_GOAL_:
Separate out the lines that hold "فتاته".

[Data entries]

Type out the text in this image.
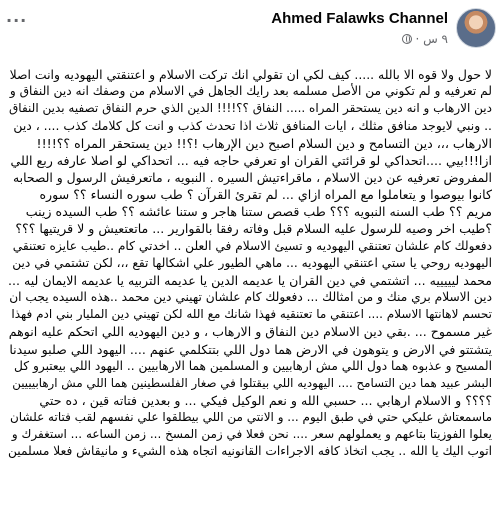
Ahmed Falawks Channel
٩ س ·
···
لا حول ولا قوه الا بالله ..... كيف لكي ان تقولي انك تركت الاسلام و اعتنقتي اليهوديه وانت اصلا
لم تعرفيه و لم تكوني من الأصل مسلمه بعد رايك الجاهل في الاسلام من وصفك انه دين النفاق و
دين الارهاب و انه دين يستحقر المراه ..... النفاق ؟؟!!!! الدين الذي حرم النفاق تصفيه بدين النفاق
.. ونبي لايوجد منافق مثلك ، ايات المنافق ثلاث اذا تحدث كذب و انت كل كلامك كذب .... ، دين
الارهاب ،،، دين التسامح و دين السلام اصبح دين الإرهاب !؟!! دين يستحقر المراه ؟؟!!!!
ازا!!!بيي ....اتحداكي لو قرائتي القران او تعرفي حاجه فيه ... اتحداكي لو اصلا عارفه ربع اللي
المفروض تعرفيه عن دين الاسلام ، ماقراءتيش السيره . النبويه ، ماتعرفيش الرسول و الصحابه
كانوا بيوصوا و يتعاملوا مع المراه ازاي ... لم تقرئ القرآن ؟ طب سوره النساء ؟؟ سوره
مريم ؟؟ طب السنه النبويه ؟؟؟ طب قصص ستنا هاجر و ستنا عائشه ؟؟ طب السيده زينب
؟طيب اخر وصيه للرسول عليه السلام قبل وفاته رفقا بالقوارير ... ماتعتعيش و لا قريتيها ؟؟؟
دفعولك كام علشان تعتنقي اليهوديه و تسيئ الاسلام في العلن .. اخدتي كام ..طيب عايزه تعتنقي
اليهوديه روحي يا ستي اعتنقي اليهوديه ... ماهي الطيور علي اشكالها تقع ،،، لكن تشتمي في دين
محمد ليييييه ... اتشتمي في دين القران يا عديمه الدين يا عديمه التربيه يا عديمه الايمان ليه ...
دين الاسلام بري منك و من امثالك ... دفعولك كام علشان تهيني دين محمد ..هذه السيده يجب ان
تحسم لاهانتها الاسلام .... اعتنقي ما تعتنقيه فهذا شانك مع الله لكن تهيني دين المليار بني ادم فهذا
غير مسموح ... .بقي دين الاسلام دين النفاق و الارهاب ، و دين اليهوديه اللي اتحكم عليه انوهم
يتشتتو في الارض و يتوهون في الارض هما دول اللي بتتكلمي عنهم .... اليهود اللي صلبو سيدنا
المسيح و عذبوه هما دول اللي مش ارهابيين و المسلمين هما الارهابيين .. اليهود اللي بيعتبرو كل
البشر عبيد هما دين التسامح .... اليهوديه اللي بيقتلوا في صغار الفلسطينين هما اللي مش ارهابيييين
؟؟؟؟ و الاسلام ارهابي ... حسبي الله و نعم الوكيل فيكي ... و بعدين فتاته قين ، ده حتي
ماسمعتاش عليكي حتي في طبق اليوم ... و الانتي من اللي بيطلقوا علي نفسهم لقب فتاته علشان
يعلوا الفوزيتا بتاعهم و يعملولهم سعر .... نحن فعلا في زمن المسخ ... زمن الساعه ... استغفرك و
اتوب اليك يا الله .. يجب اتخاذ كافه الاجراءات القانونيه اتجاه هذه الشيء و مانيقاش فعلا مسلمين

_OUTPUT FOR THIS EXERCISE_:
؟؟؟؟ و الاسلام ارهابي ... حسبي الله و نعم الوكيل فيكي ... و بعدين فتاته قين ، ده حتي
ماسمعتاش عليكي حتي في طبق اليوم ... و الانتي من اللي بيطلقوا علي نفسهم لقب فتاته علشان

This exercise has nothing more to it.